◆ Recorded information:
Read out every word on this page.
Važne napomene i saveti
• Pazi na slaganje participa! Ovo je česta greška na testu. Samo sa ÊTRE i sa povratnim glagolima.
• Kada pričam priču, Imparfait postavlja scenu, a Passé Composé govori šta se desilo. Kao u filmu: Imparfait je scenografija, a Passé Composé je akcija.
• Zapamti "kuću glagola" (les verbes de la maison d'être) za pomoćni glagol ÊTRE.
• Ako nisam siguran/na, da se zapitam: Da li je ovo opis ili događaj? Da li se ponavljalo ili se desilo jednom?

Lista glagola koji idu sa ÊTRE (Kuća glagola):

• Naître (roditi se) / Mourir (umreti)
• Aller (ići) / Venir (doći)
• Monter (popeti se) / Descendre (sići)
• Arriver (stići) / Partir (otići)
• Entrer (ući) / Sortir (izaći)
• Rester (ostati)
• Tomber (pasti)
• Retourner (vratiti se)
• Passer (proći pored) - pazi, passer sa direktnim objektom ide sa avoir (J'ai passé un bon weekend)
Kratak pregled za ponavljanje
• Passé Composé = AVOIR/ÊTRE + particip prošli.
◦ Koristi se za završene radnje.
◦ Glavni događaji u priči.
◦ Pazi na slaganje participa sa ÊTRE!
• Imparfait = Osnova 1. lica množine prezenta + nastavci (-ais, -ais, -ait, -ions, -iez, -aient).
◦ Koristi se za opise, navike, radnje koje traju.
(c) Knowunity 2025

◆ Short exercise: Within the listing above, work out how many lines contain the string "desilo", and reply with that number only.

◆ Answer for this exercise: 2